AIM OF THE TASK » Determine how many lines contain the string "note". Reply with that figure and nothing else.

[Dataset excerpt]
'''

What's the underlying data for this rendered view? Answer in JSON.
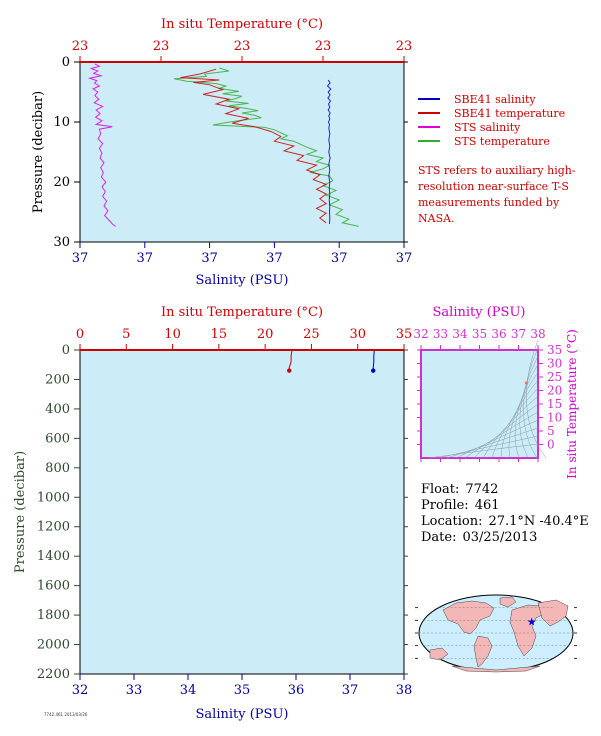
{
  "colors": {
    "plot_bg": "#ccedf7",
    "sbe_salinity": "#0000cc",
    "sbe_temperature": "#cc0000",
    "sts_salinity": "#dd00dd",
    "sts_temperature": "#33aa33",
    "temp_axis": "#cc0000",
    "salinity_axis": "#000099",
    "pressure_axis": "#2d4a2d",
    "ts_frame": "#cc33cc",
    "map_land": "#f4b7b7",
    "map_ocean": "#cceeff"
  },
  "legend": {
    "items": [
      {
        "label": "SBE41 salinity",
        "color": "#0000cc"
      },
      {
        "label": "SBE41 temperature",
        "color": "#cc0000"
      },
      {
        "label": "STS salinity",
        "color": "#dd00dd"
      },
      {
        "label": "STS temperature",
        "color": "#33aa33"
      }
    ],
    "note": "STS refers to auxiliary high-resolution near-surface T-S measurements funded by NASA."
  },
  "float_info": {
    "float_label": "Float:",
    "float_value": "7742",
    "profile_label": "Profile:",
    "profile_value": "461",
    "location_label": "Location:",
    "location_value": "27.1°N  -40.4°E",
    "date_label": "Date:",
    "date_value": "03/25/2013"
  },
  "stamp": "7742.461 2013/03/26",
  "chart_data": [
    {
      "type": "line",
      "name": "upper",
      "title_top": "In situ Temperature (°C)",
      "xlabel": "Salinity (PSU)",
      "ylabel": "Pressure (decibar)",
      "top_ticks": [
        "23",
        "23",
        "23",
        "23",
        "23"
      ],
      "bottom_ticks": [
        "37",
        "37",
        "37",
        "37",
        "37",
        "37"
      ],
      "ylim": [
        0,
        30
      ],
      "yticks": [
        0,
        10,
        20,
        30
      ],
      "note": "x positions given as fraction of axis width (tick labels are rounded and identical)",
      "series": [
        {
          "name": "STS salinity",
          "color": "#dd00dd",
          "points": [
            [
              0.045,
              0.3
            ],
            [
              0.06,
              0.7
            ],
            [
              0.035,
              1.1
            ],
            [
              0.055,
              1.5
            ],
            [
              0.042,
              1.9
            ],
            [
              0.065,
              2.3
            ],
            [
              0.03,
              2.7
            ],
            [
              0.052,
              3.1
            ],
            [
              0.045,
              3.5
            ],
            [
              0.06,
              4.0
            ],
            [
              0.04,
              4.5
            ],
            [
              0.055,
              5.0
            ],
            [
              0.046,
              5.6
            ],
            [
              0.058,
              6.2
            ],
            [
              0.044,
              6.8
            ],
            [
              0.07,
              7.4
            ],
            [
              0.05,
              8.0
            ],
            [
              0.062,
              8.6
            ],
            [
              0.048,
              9.2
            ],
            [
              0.068,
              9.8
            ],
            [
              0.05,
              10.4
            ],
            [
              0.1,
              10.8
            ],
            [
              0.06,
              11.2
            ],
            [
              0.064,
              12.0
            ],
            [
              0.056,
              12.8
            ],
            [
              0.07,
              13.6
            ],
            [
              0.06,
              14.4
            ],
            [
              0.068,
              15.2
            ],
            [
              0.062,
              16.0
            ],
            [
              0.074,
              16.8
            ],
            [
              0.064,
              17.6
            ],
            [
              0.072,
              18.4
            ],
            [
              0.066,
              19.2
            ],
            [
              0.08,
              20.0
            ],
            [
              0.068,
              20.8
            ],
            [
              0.078,
              21.6
            ],
            [
              0.07,
              22.4
            ],
            [
              0.082,
              23.2
            ],
            [
              0.074,
              24.0
            ],
            [
              0.086,
              24.8
            ],
            [
              0.076,
              25.6
            ],
            [
              0.09,
              26.4
            ],
            [
              0.1,
              27.0
            ],
            [
              0.11,
              27.4
            ]
          ]
        },
        {
          "name": "STS temperature",
          "color": "#33aa33",
          "points": [
            [
              0.43,
              1.0
            ],
            [
              0.46,
              1.5
            ],
            [
              0.385,
              2.0
            ],
            [
              0.39,
              2.4
            ],
            [
              0.29,
              2.8
            ],
            [
              0.33,
              3.2
            ],
            [
              0.42,
              3.6
            ],
            [
              0.45,
              4.0
            ],
            [
              0.43,
              4.4
            ],
            [
              0.49,
              4.9
            ],
            [
              0.44,
              5.3
            ],
            [
              0.5,
              5.7
            ],
            [
              0.48,
              6.1
            ],
            [
              0.45,
              6.5
            ],
            [
              0.52,
              6.9
            ],
            [
              0.46,
              7.3
            ],
            [
              0.51,
              7.7
            ],
            [
              0.55,
              8.1
            ],
            [
              0.5,
              8.5
            ],
            [
              0.54,
              8.9
            ],
            [
              0.56,
              9.3
            ],
            [
              0.5,
              9.7
            ],
            [
              0.45,
              10.1
            ],
            [
              0.41,
              10.5
            ],
            [
              0.57,
              10.9
            ],
            [
              0.6,
              11.3
            ],
            [
              0.62,
              11.8
            ],
            [
              0.64,
              12.3
            ],
            [
              0.62,
              12.8
            ],
            [
              0.66,
              13.2
            ],
            [
              0.68,
              13.7
            ],
            [
              0.7,
              14.2
            ],
            [
              0.73,
              14.8
            ],
            [
              0.7,
              15.4
            ],
            [
              0.75,
              16.0
            ],
            [
              0.73,
              16.6
            ],
            [
              0.77,
              17.2
            ],
            [
              0.75,
              17.8
            ],
            [
              0.71,
              18.4
            ],
            [
              0.77,
              19.0
            ],
            [
              0.78,
              19.8
            ],
            [
              0.75,
              20.6
            ],
            [
              0.79,
              21.4
            ],
            [
              0.76,
              22.2
            ],
            [
              0.8,
              23.0
            ],
            [
              0.77,
              23.8
            ],
            [
              0.81,
              24.6
            ],
            [
              0.79,
              25.4
            ],
            [
              0.83,
              26.2
            ],
            [
              0.81,
              26.8
            ],
            [
              0.86,
              27.4
            ]
          ]
        },
        {
          "name": "SBE41 temperature",
          "color": "#cc0000",
          "points": [
            [
              0.42,
              1.2
            ],
            [
              0.37,
              2.0
            ],
            [
              0.31,
              2.6
            ],
            [
              0.43,
              3.0
            ],
            [
              0.35,
              3.4
            ],
            [
              0.4,
              3.8
            ],
            [
              0.44,
              4.6
            ],
            [
              0.38,
              5.4
            ],
            [
              0.46,
              6.2
            ],
            [
              0.42,
              7.0
            ],
            [
              0.49,
              7.8
            ],
            [
              0.45,
              8.6
            ],
            [
              0.52,
              9.4
            ],
            [
              0.47,
              10.2
            ],
            [
              0.54,
              10.8
            ],
            [
              0.59,
              11.6
            ],
            [
              0.62,
              12.4
            ],
            [
              0.6,
              13.2
            ],
            [
              0.66,
              14.0
            ],
            [
              0.63,
              14.8
            ],
            [
              0.69,
              15.6
            ],
            [
              0.67,
              16.4
            ],
            [
              0.73,
              17.2
            ],
            [
              0.7,
              18.0
            ],
            [
              0.74,
              18.8
            ],
            [
              0.72,
              19.6
            ],
            [
              0.76,
              20.4
            ],
            [
              0.73,
              21.2
            ],
            [
              0.76,
              22.0
            ],
            [
              0.74,
              22.8
            ],
            [
              0.76,
              23.6
            ],
            [
              0.73,
              24.4
            ],
            [
              0.76,
              25.2
            ],
            [
              0.74,
              26.0
            ],
            [
              0.76,
              26.8
            ]
          ]
        },
        {
          "name": "SBE41 salinity",
          "color": "#0000cc",
          "points": [
            [
              0.766,
              3.0
            ],
            [
              0.772,
              3.5
            ],
            [
              0.764,
              4.0
            ],
            [
              0.774,
              4.5
            ],
            [
              0.766,
              5.0
            ],
            [
              0.772,
              5.5
            ],
            [
              0.765,
              6.0
            ],
            [
              0.773,
              6.5
            ],
            [
              0.767,
              7.0
            ],
            [
              0.771,
              7.5
            ],
            [
              0.766,
              8.0
            ],
            [
              0.772,
              8.5
            ],
            [
              0.768,
              9.0
            ],
            [
              0.771,
              9.5
            ],
            [
              0.767,
              10.0
            ],
            [
              0.77,
              10.5
            ],
            [
              0.768,
              11.0
            ],
            [
              0.771,
              12.0
            ],
            [
              0.768,
              13.0
            ],
            [
              0.771,
              14.0
            ],
            [
              0.768,
              15.0
            ],
            [
              0.772,
              16.0
            ],
            [
              0.768,
              17.0
            ],
            [
              0.771,
              18.0
            ],
            [
              0.768,
              19.0
            ],
            [
              0.771,
              20.0
            ],
            [
              0.769,
              21.0
            ],
            [
              0.771,
              22.0
            ],
            [
              0.769,
              23.0
            ],
            [
              0.771,
              24.0
            ],
            [
              0.77,
              25.0
            ],
            [
              0.771,
              26.0
            ],
            [
              0.77,
              27.0
            ]
          ]
        }
      ]
    },
    {
      "type": "line",
      "name": "lower",
      "title_top": "In situ Temperature (°C)",
      "xlabel": "Salinity (PSU)",
      "ylabel": "Pressure (decibar)",
      "top_xlim": [
        0,
        35
      ],
      "top_ticks": [
        0,
        5,
        10,
        15,
        20,
        25,
        30,
        35
      ],
      "bottom_xlim": [
        32,
        38
      ],
      "bottom_ticks": [
        32,
        33,
        34,
        35,
        36,
        37,
        38
      ],
      "ylim": [
        0,
        2200
      ],
      "yticks": [
        0,
        200,
        400,
        600,
        800,
        1000,
        1200,
        1400,
        1600,
        1800,
        2000,
        2200
      ],
      "series": [
        {
          "name": "SBE41 temperature",
          "color": "#cc0000",
          "axis": "top",
          "points": [
            [
              22.9,
              0
            ],
            [
              22.8,
              40
            ],
            [
              22.8,
              80
            ],
            [
              22.6,
              120
            ],
            [
              22.6,
              140
            ]
          ]
        },
        {
          "name": "SBE41 salinity",
          "color": "#0000cc",
          "axis": "bottom",
          "points": [
            [
              37.45,
              0
            ],
            [
              37.44,
              40
            ],
            [
              37.44,
              80
            ],
            [
              37.43,
              120
            ],
            [
              37.43,
              140
            ]
          ]
        }
      ]
    },
    {
      "type": "scatter",
      "name": "ts_diagram",
      "title_top": "Salinity (PSU)",
      "ylabel": "In situ Temperature (°C)",
      "xlim": [
        32,
        38
      ],
      "xticks": [
        32,
        33,
        34,
        35,
        36,
        37,
        38
      ],
      "ylim": [
        -5,
        35
      ],
      "yticks": [
        0,
        5,
        10,
        15,
        20,
        25,
        30,
        35
      ],
      "points": [
        [
          37.4,
          22.8
        ]
      ]
    }
  ]
}
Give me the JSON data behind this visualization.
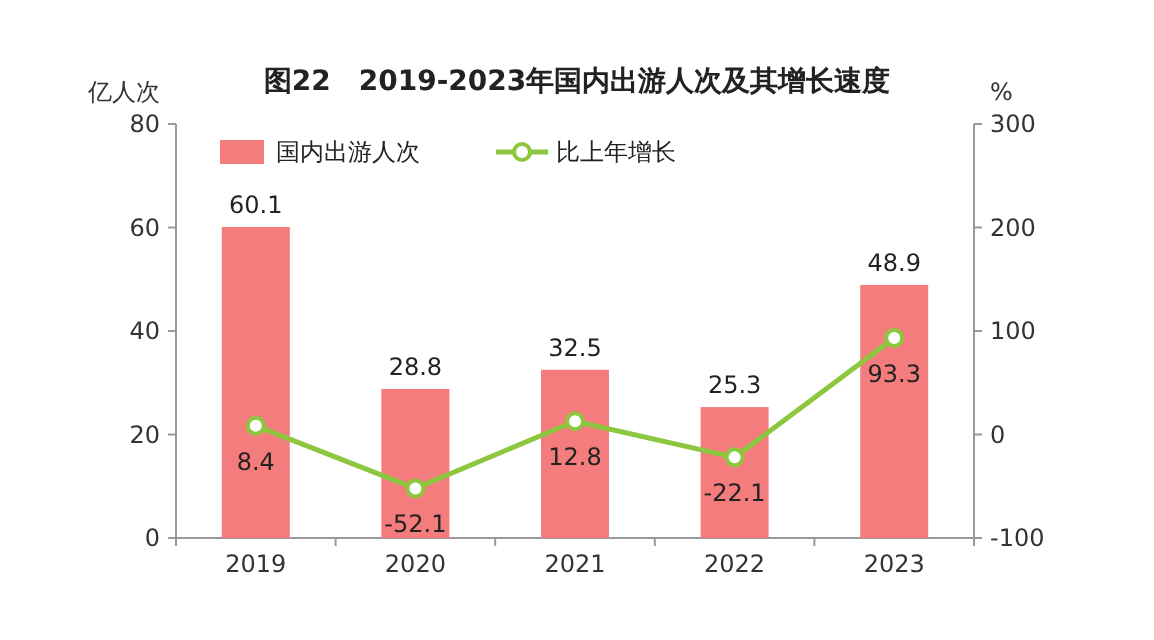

'''

COMPLETED EXERCISE » 2